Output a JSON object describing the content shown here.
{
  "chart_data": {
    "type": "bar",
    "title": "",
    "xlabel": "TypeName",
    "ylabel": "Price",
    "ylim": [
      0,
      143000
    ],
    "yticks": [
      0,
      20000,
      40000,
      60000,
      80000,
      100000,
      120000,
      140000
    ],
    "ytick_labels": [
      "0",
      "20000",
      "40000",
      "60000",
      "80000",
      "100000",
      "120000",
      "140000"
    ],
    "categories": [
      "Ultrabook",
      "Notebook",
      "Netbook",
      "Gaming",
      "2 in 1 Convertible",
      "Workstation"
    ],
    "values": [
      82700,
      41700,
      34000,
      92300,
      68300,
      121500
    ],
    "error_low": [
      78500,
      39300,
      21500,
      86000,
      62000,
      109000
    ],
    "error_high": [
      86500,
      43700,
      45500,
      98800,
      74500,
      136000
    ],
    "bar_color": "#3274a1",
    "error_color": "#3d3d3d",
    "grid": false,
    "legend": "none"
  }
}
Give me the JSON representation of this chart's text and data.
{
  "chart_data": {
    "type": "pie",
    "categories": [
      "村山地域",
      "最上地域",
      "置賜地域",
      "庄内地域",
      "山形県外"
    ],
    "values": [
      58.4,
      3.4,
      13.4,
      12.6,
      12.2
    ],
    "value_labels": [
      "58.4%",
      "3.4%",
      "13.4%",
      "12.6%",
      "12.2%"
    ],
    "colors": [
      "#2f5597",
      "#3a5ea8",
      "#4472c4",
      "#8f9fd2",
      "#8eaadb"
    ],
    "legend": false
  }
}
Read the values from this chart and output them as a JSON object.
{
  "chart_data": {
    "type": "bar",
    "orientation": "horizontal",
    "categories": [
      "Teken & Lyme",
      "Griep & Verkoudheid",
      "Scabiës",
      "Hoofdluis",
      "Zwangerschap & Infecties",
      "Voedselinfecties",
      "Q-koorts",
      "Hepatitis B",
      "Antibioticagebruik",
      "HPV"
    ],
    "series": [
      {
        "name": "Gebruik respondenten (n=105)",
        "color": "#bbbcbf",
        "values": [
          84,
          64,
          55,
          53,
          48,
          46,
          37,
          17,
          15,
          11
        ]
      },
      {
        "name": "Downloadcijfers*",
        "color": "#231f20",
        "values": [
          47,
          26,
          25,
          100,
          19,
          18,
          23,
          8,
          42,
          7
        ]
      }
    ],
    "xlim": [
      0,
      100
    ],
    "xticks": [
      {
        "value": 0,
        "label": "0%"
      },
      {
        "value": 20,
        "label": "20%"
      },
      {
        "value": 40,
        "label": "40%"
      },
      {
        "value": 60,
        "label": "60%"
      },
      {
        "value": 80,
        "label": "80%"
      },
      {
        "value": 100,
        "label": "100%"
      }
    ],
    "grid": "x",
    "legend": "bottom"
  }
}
+---+
_YOUR OBJECTIVE:_ Find every line holding the word "this"; give their count and nothing else.

_PROBLEM SOLUTION:_ 2